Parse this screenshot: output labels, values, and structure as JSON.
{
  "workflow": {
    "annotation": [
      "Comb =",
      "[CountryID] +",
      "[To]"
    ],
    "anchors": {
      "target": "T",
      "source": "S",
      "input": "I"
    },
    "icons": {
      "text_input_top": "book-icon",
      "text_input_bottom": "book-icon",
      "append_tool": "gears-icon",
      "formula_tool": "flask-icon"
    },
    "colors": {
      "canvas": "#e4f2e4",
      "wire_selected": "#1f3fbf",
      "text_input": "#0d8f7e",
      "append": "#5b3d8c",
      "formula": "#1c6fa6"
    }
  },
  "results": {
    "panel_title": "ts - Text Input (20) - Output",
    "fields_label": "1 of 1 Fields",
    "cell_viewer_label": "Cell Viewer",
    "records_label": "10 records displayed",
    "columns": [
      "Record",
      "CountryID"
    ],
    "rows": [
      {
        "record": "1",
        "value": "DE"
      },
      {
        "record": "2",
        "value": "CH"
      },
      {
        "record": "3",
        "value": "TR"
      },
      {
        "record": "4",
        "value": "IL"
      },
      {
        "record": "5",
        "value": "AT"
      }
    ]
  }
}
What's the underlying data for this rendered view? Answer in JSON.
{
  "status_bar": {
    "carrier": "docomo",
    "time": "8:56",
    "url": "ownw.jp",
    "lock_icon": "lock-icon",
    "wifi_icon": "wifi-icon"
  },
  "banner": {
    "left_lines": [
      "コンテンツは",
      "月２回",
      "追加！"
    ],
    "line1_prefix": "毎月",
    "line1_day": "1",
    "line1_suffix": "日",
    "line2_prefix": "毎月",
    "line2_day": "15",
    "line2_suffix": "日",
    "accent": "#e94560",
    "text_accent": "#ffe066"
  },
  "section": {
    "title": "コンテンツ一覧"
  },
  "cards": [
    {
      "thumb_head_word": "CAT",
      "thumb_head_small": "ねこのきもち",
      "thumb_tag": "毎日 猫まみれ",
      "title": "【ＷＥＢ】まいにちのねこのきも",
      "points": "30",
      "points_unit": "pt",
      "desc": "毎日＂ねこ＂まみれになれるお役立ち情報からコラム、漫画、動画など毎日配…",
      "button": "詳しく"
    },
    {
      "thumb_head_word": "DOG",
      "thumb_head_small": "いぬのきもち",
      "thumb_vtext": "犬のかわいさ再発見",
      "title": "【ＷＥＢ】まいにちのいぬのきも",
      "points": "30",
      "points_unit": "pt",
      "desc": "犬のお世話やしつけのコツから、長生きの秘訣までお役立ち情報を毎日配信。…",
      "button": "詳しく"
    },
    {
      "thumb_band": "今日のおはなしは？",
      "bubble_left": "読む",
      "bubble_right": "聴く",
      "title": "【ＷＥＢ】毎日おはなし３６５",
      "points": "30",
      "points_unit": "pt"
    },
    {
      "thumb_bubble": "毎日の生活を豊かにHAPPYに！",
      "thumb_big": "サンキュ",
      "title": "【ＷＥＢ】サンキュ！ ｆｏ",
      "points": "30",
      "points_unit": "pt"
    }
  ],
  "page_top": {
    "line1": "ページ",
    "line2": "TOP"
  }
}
*****
Quote all of the entries exactly as they appear.

Parse this screenshot: output labels, values, and structure as JSON.
{
  "workflow": {
    "annotation": [
      "Comb =",
      "[CountryID] +",
      "[To]"
    ],
    "anchors": {
      "target": "T",
      "source": "S",
      "input": "I"
    },
    "icons": {
      "text_input_top": "book-icon",
      "text_input_bottom": "book-icon",
      "append_tool": "gears-icon",
      "formula_tool": "flask-icon"
    },
    "colors": {
      "canvas": "#e4f2e4",
      "wire_selected": "#1f3fbf",
      "text_input": "#0d8f7e",
      "append": "#5b3d8c",
      "formula": "#1c6fa6"
    }
  },
  "results": {
    "panel_title": "ts - Text Input (20) - Output",
    "fields_label": "1 of 1 Fields",
    "cell_viewer_label": "Cell Viewer",
    "records_label": "10 records displayed",
    "columns": [
      "Record",
      "CountryID"
    ],
    "rows": [
      {
        "record": "1",
        "value": "DE"
      },
      {
        "record": "2",
        "value": "CH"
      },
      {
        "record": "3",
        "value": "TR"
      },
      {
        "record": "4",
        "value": "IL"
      },
      {
        "record": "5",
        "value": "AT"
      }
    ]
  }
}
What's the underlying data for this rendered view? Answer in JSON.
{
  "status_bar": {
    "carrier": "docomo",
    "time": "8:56",
    "url": "ownw.jp",
    "lock_icon": "lock-icon",
    "wifi_icon": "wifi-icon"
  },
  "banner": {
    "left_lines": [
      "コンテンツは",
      "月２回",
      "追加！"
    ],
    "line1_prefix": "毎月",
    "line1_day": "1",
    "line1_suffix": "日",
    "line2_prefix": "毎月",
    "line2_day": "15",
    "line2_suffix": "日",
    "accent": "#e94560",
    "text_accent": "#ffe066"
  },
  "section": {
    "title": "コンテンツ一覧"
  },
  "cards": [
    {
      "thumb_head_word": "CAT",
      "thumb_head_small": "ねこのきもち",
      "thumb_tag": "毎日 猫まみれ",
      "title": "【ＷＥＢ】まいにちのねこのきも",
      "points": "30",
      "points_unit": "pt",
      "desc": "毎日＂ねこ＂まみれになれるお役立ち情報からコラム、漫画、動画など毎日配…",
      "button": "詳しく"
    },
    {
      "thumb_head_word": "DOG",
      "thumb_head_small": "いぬのきもち",
      "thumb_vtext": "犬のかわいさ再発見",
      "title": "【ＷＥＢ】まいにちのいぬのきも",
      "points": "30",
      "points_unit": "pt",
      "desc": "犬のお世話やしつけのコツから、長生きの秘訣までお役立ち情報を毎日配信。…",
      "button": "詳しく"
    },
    {
      "thumb_band": "今日のおはなしは？",
      "bubble_left": "読む",
      "bubble_right": "聴く",
      "title": "【ＷＥＢ】毎日おはなし３６５",
      "points": "30",
      "points_unit": "pt"
    },
    {
      "thumb_bubble": "毎日の生活を豊かにHAPPYに！",
      "thumb_big": "サンキュ",
      "title": "【ＷＥＢ】サンキュ！ ｆｏ",
      "points": "30",
      "points_unit": "pt"
    }
  ],
  "page_top": {
    "line1": "ページ",
    "line2": "TOP"
  }
}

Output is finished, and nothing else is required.